=== DATA ENTRIES ===

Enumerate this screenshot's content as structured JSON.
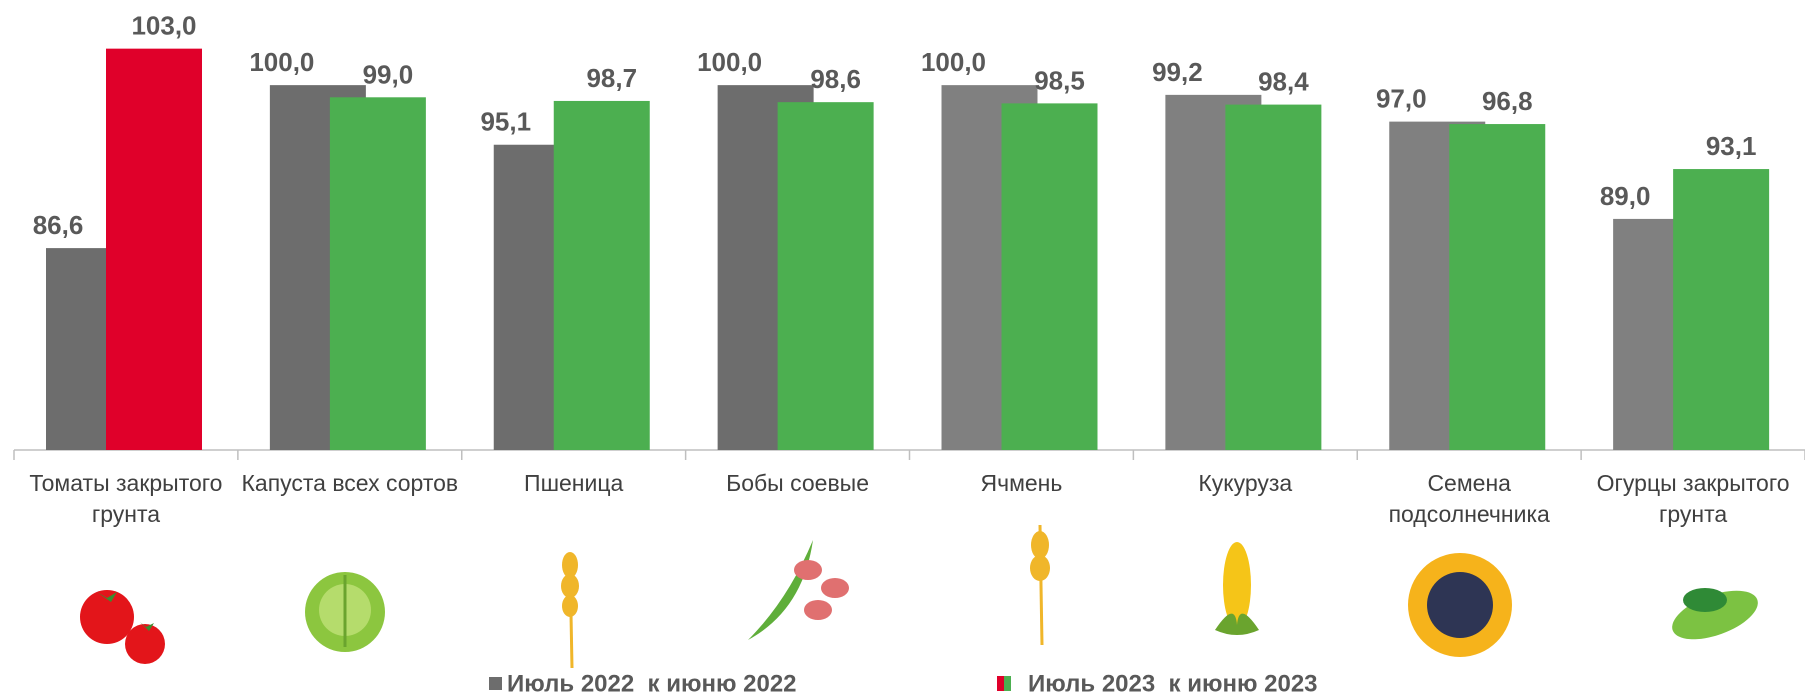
{
  "chart_data": {
    "type": "bar",
    "categories": [
      "Томаты закрытого грунта",
      "Капуста всех сортов",
      "Пшеница",
      "Бобы соевые",
      "Ячмень",
      "Кукуруза",
      "Семена подсолнечника",
      "Огурцы закрытого грунта"
    ],
    "series": [
      {
        "name": "Июль 2022  к июню 2022",
        "color": "#6d6d6d",
        "colors": [
          "#6d6d6d",
          "#6d6d6d",
          "#6d6d6d",
          "#6d6d6d",
          "#808080",
          "#808080",
          "#808080",
          "#808080"
        ],
        "values": [
          86.6,
          100.0,
          95.1,
          100.0,
          100.0,
          99.2,
          97.0,
          89.0
        ],
        "value_labels": [
          "86,6",
          "100,0",
          "95,1",
          "100,0",
          "100,0",
          "99,2",
          "97,0",
          "89,0"
        ]
      },
      {
        "name": "Июль 2023  к июню 2023",
        "color": "#4caf50",
        "colors": [
          "#e0002a",
          "#4caf50",
          "#4caf50",
          "#4caf50",
          "#4caf50",
          "#4caf50",
          "#4caf50",
          "#4caf50"
        ],
        "values": [
          103.0,
          99.0,
          98.7,
          98.6,
          98.5,
          98.4,
          96.8,
          93.1
        ],
        "value_labels": [
          "103,0",
          "99,0",
          "98,7",
          "98,6",
          "98,5",
          "98,4",
          "96,8",
          "93,1"
        ]
      }
    ],
    "ylim": [
      70,
      107
    ],
    "grid": false
  }
}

===

### AIM OF THE TASK
Transcribe the records above exactly, leaving out every picture.

### RESULT FOR THIS TASK
Enumerate this screenshot's content as structured JSON.
{
  "chart_data": {
    "type": "bar",
    "categories": [
      "Томаты закрытого грунта",
      "Капуста всех сортов",
      "Пшеница",
      "Бобы соевые",
      "Ячмень",
      "Кукуруза",
      "Семена подсолнечника",
      "Огурцы закрытого грунта"
    ],
    "series": [
      {
        "name": "Июль 2022  к июню 2022",
        "color": "#6d6d6d",
        "colors": [
          "#6d6d6d",
          "#6d6d6d",
          "#6d6d6d",
          "#6d6d6d",
          "#808080",
          "#808080",
          "#808080",
          "#808080"
        ],
        "values": [
          86.6,
          100.0,
          95.1,
          100.0,
          100.0,
          99.2,
          97.0,
          89.0
        ],
        "value_labels": [
          "86,6",
          "100,0",
          "95,1",
          "100,0",
          "100,0",
          "99,2",
          "97,0",
          "89,0"
        ]
      },
      {
        "name": "Июль 2023  к июню 2023",
        "color": "#4caf50",
        "colors": [
          "#e0002a",
          "#4caf50",
          "#4caf50",
          "#4caf50",
          "#4caf50",
          "#4caf50",
          "#4caf50",
          "#4caf50"
        ],
        "values": [
          103.0,
          99.0,
          98.7,
          98.6,
          98.5,
          98.4,
          96.8,
          93.1
        ],
        "value_labels": [
          "103,0",
          "99,0",
          "98,7",
          "98,6",
          "98,5",
          "98,4",
          "96,8",
          "93,1"
        ]
      }
    ],
    "ylim": [
      70,
      107
    ],
    "grid": false
  }
}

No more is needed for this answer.